▶ Your task: Gather each line of the entries below that includes "head".

▶ Dataset records:
=======
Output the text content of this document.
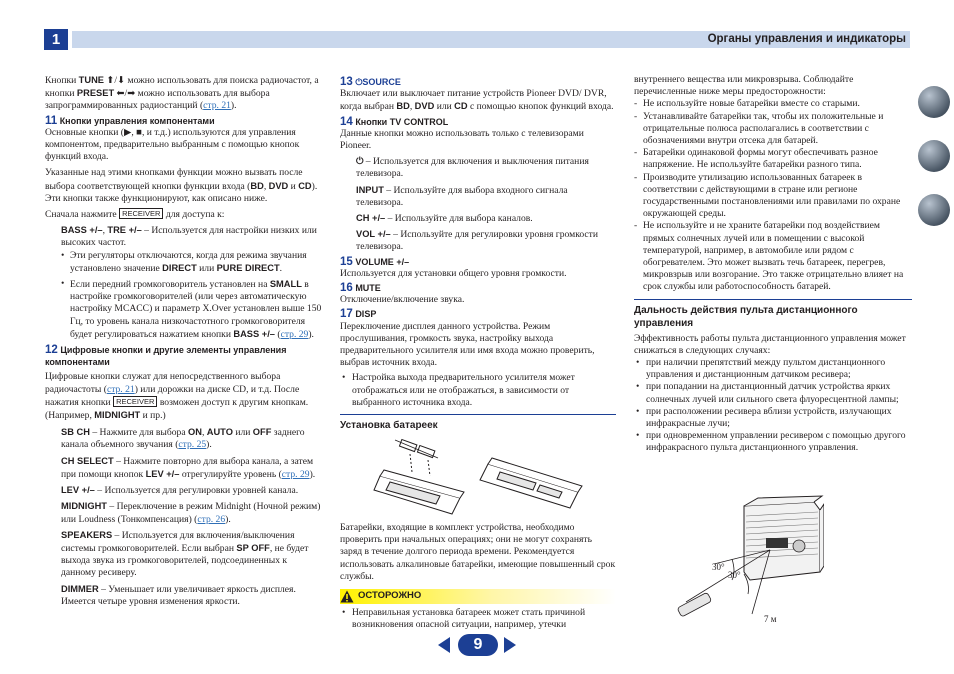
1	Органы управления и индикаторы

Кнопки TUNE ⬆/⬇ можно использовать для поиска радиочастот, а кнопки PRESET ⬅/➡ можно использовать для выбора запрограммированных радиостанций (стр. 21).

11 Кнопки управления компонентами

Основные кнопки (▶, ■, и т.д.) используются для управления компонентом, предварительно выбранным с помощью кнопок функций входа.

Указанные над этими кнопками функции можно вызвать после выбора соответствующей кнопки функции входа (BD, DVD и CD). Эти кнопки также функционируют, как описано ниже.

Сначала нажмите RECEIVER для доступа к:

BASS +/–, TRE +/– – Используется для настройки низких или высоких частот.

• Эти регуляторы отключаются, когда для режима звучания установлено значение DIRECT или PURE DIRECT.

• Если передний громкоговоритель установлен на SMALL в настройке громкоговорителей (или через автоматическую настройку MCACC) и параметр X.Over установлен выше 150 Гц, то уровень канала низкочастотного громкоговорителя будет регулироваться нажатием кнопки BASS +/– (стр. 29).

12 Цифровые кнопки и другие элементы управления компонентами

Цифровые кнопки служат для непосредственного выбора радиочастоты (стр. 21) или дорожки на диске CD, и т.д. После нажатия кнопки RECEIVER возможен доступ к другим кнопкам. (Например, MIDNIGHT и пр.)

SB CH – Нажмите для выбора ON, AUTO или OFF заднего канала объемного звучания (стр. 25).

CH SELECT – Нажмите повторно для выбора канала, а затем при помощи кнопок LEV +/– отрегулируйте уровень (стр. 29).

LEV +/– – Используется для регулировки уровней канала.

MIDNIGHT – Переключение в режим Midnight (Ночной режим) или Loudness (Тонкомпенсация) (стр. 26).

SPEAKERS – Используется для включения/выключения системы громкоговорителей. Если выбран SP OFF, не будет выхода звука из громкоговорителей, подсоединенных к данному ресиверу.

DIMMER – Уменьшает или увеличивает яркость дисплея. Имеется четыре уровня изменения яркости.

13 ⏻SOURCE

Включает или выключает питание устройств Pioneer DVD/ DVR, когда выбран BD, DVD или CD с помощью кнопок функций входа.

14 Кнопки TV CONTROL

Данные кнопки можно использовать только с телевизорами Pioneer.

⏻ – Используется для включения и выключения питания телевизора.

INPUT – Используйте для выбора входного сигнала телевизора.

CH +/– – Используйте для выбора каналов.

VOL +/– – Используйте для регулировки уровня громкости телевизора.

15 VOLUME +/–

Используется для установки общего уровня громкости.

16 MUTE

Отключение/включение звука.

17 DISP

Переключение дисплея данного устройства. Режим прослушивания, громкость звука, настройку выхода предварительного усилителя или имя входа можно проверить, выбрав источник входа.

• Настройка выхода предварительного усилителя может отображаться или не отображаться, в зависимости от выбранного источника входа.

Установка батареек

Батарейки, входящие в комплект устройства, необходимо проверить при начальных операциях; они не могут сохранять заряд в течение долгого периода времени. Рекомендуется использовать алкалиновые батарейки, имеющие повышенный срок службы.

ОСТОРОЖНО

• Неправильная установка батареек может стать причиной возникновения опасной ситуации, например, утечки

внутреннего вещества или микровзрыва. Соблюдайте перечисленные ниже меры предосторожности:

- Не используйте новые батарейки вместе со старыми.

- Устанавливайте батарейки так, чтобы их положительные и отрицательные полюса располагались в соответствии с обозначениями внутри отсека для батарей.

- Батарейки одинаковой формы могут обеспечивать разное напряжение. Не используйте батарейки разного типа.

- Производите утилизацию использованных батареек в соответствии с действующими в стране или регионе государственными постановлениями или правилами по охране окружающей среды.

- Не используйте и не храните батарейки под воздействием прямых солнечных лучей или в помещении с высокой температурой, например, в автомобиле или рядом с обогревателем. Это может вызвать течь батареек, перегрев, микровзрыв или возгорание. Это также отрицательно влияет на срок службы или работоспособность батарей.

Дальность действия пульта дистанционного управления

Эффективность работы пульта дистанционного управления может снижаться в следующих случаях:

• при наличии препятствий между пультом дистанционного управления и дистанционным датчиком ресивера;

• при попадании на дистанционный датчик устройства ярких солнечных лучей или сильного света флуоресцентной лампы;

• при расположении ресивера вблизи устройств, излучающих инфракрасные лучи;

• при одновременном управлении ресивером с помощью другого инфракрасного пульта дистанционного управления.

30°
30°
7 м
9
=======
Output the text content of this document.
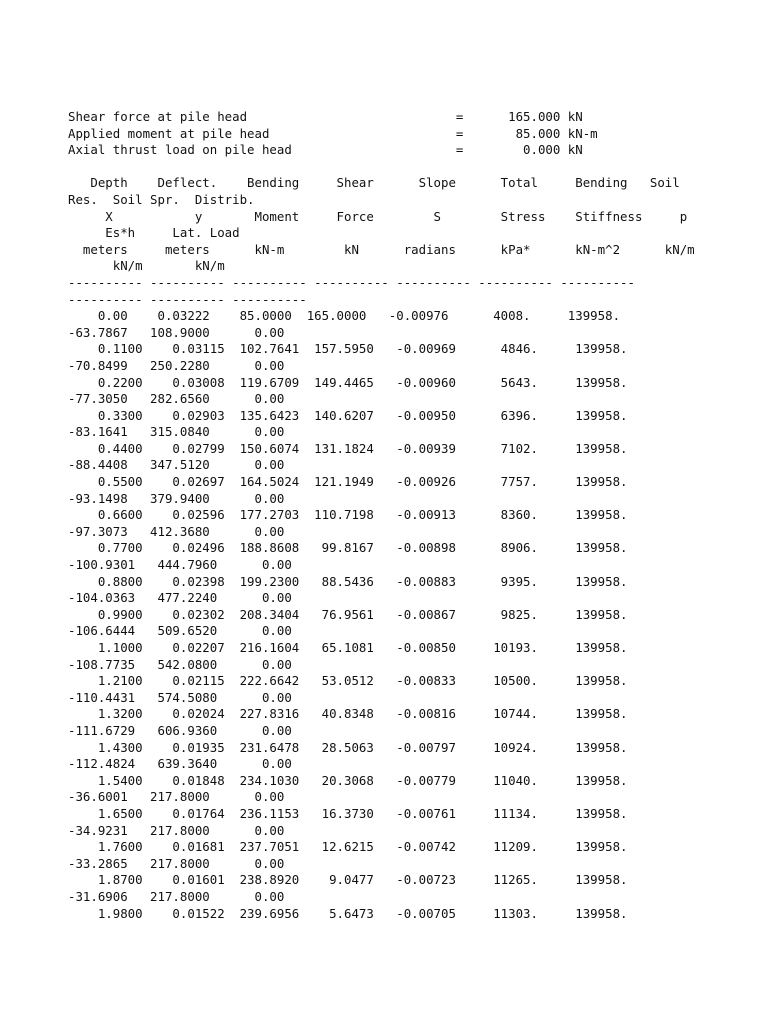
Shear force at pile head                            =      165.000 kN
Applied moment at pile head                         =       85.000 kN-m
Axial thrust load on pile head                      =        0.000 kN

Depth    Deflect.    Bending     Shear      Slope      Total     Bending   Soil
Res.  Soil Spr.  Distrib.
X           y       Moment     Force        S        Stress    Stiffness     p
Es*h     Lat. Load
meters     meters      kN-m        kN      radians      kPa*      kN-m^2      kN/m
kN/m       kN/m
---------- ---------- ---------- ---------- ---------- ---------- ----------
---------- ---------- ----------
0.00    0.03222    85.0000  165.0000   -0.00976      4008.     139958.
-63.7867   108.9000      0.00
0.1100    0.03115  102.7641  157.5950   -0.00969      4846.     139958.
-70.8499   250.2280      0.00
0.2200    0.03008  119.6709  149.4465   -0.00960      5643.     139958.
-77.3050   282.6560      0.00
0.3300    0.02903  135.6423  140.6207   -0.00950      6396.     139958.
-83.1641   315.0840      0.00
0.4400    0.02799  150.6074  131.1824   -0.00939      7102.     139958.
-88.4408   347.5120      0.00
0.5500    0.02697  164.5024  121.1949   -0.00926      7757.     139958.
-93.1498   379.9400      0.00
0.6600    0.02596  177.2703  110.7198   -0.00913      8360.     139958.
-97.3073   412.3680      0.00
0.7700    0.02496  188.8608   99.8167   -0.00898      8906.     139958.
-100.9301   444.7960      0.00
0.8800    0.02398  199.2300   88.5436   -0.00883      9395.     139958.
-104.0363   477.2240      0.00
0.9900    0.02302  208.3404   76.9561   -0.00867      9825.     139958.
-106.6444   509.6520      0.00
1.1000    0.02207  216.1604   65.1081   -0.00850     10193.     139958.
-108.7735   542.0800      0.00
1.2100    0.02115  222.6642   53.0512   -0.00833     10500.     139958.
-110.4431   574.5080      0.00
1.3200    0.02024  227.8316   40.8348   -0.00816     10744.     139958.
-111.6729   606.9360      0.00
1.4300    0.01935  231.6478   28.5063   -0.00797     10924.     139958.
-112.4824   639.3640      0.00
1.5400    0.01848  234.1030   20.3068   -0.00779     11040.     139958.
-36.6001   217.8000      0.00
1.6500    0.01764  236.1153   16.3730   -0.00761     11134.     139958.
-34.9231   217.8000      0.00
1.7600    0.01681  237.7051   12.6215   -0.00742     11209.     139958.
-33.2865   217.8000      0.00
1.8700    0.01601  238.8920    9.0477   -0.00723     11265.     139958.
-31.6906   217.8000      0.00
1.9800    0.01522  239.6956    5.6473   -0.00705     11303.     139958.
=======
▶ Answer for this exercise:
Shear force at pile head                            =      165.000 kN
Applied moment at pile head                         =       85.000 kN-m
Axial thrust load on pile head                      =        0.000 kN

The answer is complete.